> _Short task_
Please transcribe the listing below in full and word for word, without its pictures.

-------- Working data --------

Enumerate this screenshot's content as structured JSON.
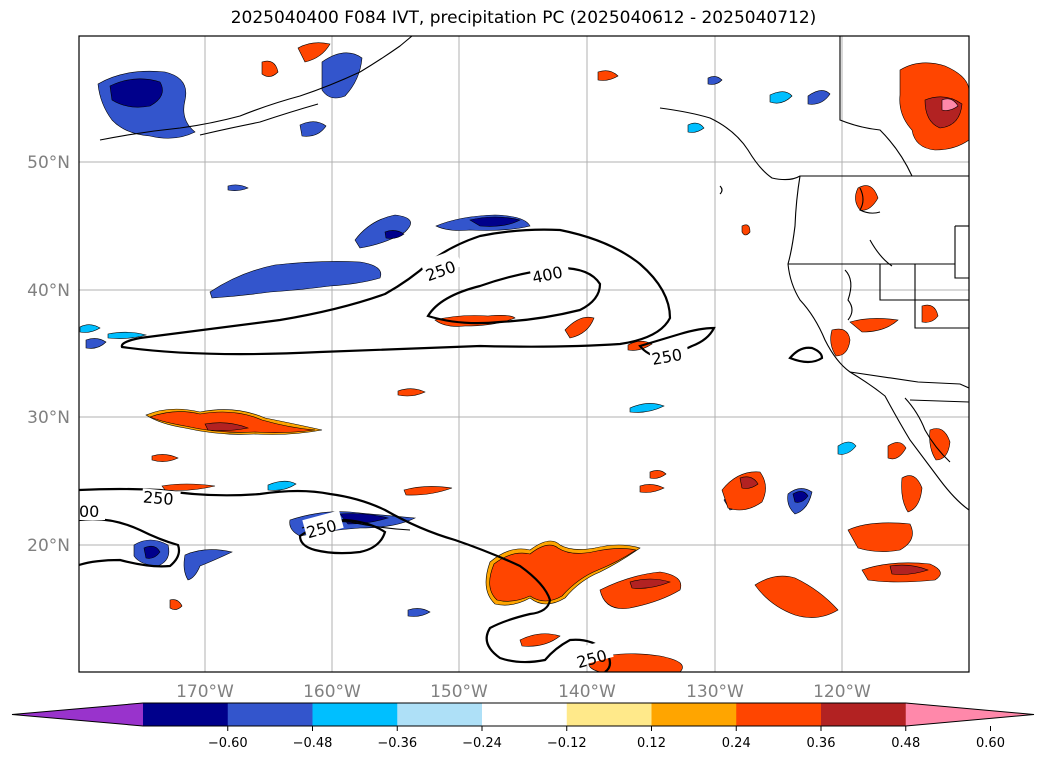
{
  "title": "2025040400 F084 IVT, precipitation PC (2025040612 - 2025040712)",
  "longitude_labels": [
    "170°W",
    "160°W",
    "150°W",
    "140°W",
    "130°W",
    "120°W"
  ],
  "latitude_labels": [
    "50°N",
    "40°N",
    "30°N",
    "20°N"
  ],
  "contour_labels": [
    "250",
    "400",
    "250",
    "250",
    "250",
    "00",
    "250"
  ],
  "colorbar": {
    "tick_labels": [
      "−0.60",
      "−0.48",
      "−0.36",
      "−0.24",
      "−0.12",
      "0.12",
      "0.24",
      "0.36",
      "0.48",
      "0.60"
    ],
    "colors": [
      "#9933cc",
      "#00008b",
      "#3355cc",
      "#00bfff",
      "#aee0f7",
      "#ffffff",
      "#ffe98a",
      "#ffa500",
      "#ff4500",
      "#b22222",
      "#ff88aa"
    ]
  }
}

--------

> _Written response_
Enumerate this screenshot's content as structured JSON.
{
  "title": "2025040400 F084 IVT, precipitation PC (2025040612 - 2025040712)",
  "longitude_labels": [
    "170°W",
    "160°W",
    "150°W",
    "140°W",
    "130°W",
    "120°W"
  ],
  "latitude_labels": [
    "50°N",
    "40°N",
    "30°N",
    "20°N"
  ],
  "contour_labels": [
    "250",
    "400",
    "250",
    "250",
    "250",
    "00",
    "250"
  ],
  "colorbar": {
    "tick_labels": [
      "−0.60",
      "−0.48",
      "−0.36",
      "−0.24",
      "−0.12",
      "0.12",
      "0.24",
      "0.36",
      "0.48",
      "0.60"
    ],
    "colors": [
      "#9933cc",
      "#00008b",
      "#3355cc",
      "#00bfff",
      "#aee0f7",
      "#ffffff",
      "#ffe98a",
      "#ffa500",
      "#ff4500",
      "#b22222",
      "#ff88aa"
    ]
  }
}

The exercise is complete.